### CHALLENGE
All of the data must be printed exactly; please include every line.

### RECORDS PROVIDED
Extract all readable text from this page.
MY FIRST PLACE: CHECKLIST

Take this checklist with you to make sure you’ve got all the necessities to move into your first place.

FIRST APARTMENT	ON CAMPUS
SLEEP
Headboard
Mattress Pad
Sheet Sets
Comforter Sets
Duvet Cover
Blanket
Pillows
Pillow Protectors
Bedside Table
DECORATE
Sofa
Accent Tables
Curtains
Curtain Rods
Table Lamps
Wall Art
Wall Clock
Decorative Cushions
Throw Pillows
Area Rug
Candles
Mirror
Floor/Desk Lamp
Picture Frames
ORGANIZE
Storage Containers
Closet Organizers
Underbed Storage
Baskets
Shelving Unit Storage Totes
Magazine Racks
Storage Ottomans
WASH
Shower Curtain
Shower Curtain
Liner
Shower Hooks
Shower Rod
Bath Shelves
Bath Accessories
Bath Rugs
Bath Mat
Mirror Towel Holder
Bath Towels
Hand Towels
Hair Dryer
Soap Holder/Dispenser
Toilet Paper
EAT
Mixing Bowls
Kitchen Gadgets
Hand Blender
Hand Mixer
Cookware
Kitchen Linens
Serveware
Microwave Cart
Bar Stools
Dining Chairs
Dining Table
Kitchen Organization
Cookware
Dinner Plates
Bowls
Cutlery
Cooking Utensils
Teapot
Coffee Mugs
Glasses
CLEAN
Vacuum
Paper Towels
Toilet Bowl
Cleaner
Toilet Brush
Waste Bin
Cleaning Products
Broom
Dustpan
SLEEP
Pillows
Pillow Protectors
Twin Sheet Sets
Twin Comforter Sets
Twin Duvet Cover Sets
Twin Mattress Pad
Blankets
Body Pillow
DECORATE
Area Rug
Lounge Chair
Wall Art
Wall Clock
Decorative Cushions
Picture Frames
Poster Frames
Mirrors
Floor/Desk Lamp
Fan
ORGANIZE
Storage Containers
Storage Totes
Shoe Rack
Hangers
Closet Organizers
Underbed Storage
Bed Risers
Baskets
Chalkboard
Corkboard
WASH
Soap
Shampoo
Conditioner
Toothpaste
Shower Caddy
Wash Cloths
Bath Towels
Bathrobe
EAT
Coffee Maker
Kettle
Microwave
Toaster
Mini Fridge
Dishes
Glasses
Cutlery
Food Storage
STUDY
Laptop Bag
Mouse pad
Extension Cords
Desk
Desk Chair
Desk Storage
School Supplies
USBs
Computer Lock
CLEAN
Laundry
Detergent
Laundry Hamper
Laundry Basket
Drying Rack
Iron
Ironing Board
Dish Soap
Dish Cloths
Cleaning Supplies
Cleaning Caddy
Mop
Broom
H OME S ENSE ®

### THE RESULT
Extract all readable text from this page.
MY FIRST PLACE: CHECKLIST

Take this checklist with you to make sure you’ve got all the necessities to move into your first place.

FIRST APARTMENT	ON CAMPUS
SLEEP
Headboard
Mattress Pad
Sheet Sets
Comforter Sets
Duvet Cover
Blanket
Pillows
Pillow Protectors
Bedside Table
DECORATE
Sofa
Accent Tables
Curtains
Curtain Rods
Table Lamps
Wall Art
Wall Clock
Decorative Cushions
Throw Pillows
Area Rug
Candles
Mirror
Floor/Desk Lamp
Picture Frames
ORGANIZE
Storage Containers
Closet Organizers
Underbed Storage
Baskets
Shelving Unit Storage Totes
Magazine Racks
Storage Ottomans
WASH
Shower Curtain
Shower Curtain
Liner
Shower Hooks
Shower Rod
Bath Shelves
Bath Accessories
Bath Rugs
Bath Mat
Mirror Towel Holder
Bath Towels
Hand Towels
Hair Dryer
Soap Holder/Dispenser
Toilet Paper
EAT
Mixing Bowls
Kitchen Gadgets
Hand Blender
Hand Mixer
Cookware
Kitchen Linens
Serveware
Microwave Cart
Bar Stools
Dining Chairs
Dining Table
Kitchen Organization
Cookware
Dinner Plates
Bowls
Cutlery
Cooking Utensils
Teapot
Coffee Mugs
Glasses
CLEAN
Vacuum
Paper Towels
Toilet Bowl
Cleaner
Toilet Brush
Waste Bin
Cleaning Products
Broom
Dustpan
SLEEP
Pillows
Pillow Protectors
Twin Sheet Sets
Twin Comforter Sets
Twin Duvet Cover Sets
Twin Mattress Pad
Blankets
Body Pillow
DECORATE
Area Rug
Lounge Chair
Wall Art
Wall Clock
Decorative Cushions
Picture Frames
Poster Frames
Mirrors
Floor/Desk Lamp
Fan
ORGANIZE
Storage Containers
Storage Totes
Shoe Rack
Hangers
Closet Organizers
Underbed Storage
Bed Risers
Baskets
Chalkboard
Corkboard
WASH
Soap
Shampoo
Conditioner
Toothpaste
Shower Caddy
Wash Cloths
Bath Towels
Bathrobe
EAT
Coffee Maker
Kettle
Microwave
Toaster
Mini Fridge
Dishes
Glasses
Cutlery
Food Storage
STUDY
Laptop Bag
Mouse pad
Extension Cords
Desk
Desk Chair
Desk Storage
School Supplies
USBs
Computer Lock
CLEAN
Laundry
Detergent
Laundry Hamper
Laundry Basket
Drying Rack
Iron
Ironing Board
Dish Soap
Dish Cloths
Cleaning Supplies
Cleaning Caddy
Mop
Broom
H OME S ENSE ®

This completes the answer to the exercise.